[Dataset items]
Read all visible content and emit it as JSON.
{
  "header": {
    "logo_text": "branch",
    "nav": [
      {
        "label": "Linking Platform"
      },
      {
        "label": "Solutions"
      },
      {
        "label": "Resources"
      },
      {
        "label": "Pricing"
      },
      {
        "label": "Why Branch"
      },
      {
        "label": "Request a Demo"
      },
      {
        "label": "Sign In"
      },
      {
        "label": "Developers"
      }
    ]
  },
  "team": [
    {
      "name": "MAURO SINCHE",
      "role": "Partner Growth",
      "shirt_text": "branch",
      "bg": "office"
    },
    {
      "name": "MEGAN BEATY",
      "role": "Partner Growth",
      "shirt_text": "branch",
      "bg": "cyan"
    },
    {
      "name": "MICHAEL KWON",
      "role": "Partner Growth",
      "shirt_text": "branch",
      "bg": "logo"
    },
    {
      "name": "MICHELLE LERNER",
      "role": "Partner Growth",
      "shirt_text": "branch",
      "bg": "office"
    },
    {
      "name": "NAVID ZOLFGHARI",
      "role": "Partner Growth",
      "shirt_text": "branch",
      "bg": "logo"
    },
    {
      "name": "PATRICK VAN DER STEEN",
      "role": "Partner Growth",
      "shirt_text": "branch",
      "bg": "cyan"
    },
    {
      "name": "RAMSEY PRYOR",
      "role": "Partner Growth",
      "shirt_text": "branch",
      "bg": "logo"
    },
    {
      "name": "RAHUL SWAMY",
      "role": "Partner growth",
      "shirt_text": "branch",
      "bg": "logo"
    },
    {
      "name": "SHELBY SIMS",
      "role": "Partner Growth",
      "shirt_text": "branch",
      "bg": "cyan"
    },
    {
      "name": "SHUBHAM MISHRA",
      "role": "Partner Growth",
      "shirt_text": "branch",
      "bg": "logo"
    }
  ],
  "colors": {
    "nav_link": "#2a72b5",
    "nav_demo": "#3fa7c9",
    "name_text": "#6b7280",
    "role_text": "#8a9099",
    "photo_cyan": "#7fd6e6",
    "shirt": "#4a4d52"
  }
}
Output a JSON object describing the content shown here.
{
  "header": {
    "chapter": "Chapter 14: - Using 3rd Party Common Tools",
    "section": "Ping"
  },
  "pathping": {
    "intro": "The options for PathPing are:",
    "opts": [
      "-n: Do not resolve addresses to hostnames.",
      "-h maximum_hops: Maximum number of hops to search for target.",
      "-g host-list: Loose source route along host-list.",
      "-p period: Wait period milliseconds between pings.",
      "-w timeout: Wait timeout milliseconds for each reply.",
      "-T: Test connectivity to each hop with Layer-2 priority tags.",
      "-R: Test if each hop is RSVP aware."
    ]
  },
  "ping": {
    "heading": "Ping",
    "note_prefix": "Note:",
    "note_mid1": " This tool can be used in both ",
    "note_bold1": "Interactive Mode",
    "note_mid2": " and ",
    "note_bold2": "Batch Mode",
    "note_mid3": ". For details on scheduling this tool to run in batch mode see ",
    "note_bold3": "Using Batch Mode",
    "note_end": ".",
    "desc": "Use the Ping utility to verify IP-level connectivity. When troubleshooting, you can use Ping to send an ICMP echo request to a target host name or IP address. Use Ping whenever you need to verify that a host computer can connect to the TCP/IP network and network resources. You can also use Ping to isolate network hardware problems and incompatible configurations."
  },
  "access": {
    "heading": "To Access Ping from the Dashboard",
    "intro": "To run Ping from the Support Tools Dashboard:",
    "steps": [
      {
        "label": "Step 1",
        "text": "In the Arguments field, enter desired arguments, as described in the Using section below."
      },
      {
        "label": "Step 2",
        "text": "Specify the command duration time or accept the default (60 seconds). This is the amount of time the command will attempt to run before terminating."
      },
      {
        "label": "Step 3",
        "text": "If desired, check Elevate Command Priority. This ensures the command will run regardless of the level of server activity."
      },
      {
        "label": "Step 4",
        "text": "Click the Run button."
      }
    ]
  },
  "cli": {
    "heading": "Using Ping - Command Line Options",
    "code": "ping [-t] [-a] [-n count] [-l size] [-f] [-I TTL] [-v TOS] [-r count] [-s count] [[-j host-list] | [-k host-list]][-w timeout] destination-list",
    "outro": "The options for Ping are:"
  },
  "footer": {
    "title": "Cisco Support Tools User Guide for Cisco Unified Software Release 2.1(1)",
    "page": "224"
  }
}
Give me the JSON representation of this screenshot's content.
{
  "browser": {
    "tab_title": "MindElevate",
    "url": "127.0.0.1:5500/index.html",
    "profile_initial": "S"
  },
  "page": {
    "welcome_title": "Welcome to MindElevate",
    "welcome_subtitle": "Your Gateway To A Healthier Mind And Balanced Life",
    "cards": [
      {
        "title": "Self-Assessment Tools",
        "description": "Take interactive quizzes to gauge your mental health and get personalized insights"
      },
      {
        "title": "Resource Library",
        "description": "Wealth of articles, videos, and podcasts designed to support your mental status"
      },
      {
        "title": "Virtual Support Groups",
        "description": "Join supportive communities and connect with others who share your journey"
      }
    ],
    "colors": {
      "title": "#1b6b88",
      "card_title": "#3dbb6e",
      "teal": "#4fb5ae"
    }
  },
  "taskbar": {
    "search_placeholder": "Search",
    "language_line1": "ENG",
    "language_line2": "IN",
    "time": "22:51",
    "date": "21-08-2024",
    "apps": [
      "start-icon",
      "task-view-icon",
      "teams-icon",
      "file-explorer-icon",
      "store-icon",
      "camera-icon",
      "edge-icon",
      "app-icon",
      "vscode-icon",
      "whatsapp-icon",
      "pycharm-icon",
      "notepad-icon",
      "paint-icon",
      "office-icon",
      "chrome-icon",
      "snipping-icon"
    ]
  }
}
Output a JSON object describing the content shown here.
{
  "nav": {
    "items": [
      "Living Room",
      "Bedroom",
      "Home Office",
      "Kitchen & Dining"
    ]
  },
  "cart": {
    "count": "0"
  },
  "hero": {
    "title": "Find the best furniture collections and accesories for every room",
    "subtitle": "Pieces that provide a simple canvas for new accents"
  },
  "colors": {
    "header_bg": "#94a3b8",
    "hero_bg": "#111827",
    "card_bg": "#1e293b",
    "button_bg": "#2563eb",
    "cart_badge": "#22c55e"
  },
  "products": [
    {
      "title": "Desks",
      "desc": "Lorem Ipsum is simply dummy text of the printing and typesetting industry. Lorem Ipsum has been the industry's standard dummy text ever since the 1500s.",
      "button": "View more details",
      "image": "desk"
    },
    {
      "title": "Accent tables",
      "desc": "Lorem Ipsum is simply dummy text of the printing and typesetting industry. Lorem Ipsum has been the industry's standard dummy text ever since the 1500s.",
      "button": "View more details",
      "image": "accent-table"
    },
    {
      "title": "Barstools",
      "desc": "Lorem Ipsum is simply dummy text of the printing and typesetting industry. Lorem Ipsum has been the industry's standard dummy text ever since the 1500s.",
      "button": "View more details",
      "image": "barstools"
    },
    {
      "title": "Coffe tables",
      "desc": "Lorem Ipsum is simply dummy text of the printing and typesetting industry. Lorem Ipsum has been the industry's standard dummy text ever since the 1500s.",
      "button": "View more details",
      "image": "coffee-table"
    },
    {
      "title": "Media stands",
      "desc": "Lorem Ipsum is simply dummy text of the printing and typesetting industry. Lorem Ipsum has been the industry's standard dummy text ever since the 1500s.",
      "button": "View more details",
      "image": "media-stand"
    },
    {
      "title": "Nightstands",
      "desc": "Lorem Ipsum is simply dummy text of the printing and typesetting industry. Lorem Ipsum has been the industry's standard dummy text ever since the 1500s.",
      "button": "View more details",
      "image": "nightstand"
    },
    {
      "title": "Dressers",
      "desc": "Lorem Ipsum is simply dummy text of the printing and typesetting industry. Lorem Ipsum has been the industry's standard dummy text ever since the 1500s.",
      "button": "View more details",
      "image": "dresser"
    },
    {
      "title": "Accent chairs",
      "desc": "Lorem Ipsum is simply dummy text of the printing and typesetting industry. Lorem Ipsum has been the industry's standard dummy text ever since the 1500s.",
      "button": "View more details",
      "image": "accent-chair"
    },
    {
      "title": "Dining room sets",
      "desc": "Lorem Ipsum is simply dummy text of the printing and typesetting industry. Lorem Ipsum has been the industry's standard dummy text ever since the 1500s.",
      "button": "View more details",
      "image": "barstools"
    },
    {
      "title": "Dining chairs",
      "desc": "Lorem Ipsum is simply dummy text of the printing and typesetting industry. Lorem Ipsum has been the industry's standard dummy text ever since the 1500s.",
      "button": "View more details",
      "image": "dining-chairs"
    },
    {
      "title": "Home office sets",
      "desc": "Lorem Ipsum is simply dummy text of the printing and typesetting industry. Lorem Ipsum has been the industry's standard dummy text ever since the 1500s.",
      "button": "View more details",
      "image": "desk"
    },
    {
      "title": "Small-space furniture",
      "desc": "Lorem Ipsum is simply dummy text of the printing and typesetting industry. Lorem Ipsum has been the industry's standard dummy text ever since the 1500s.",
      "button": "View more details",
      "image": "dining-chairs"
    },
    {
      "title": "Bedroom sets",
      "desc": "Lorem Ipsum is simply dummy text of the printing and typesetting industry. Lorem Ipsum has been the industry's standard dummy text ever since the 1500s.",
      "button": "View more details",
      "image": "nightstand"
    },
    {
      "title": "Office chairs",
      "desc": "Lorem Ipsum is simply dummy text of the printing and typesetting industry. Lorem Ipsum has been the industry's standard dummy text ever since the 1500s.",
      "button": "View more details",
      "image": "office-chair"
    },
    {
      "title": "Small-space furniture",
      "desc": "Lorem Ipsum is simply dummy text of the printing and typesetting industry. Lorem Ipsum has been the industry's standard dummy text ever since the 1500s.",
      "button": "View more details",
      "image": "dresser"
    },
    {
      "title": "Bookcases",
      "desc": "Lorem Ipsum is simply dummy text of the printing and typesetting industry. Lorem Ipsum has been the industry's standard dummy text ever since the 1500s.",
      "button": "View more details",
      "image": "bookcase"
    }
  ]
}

**What the task requires:** From the entries above, list each line with "Wait" in it.

**Response for this exercise:**
      "-p period: Wait period milliseconds between pings.",
      "-w timeout: Wait timeout milliseconds for each reply.",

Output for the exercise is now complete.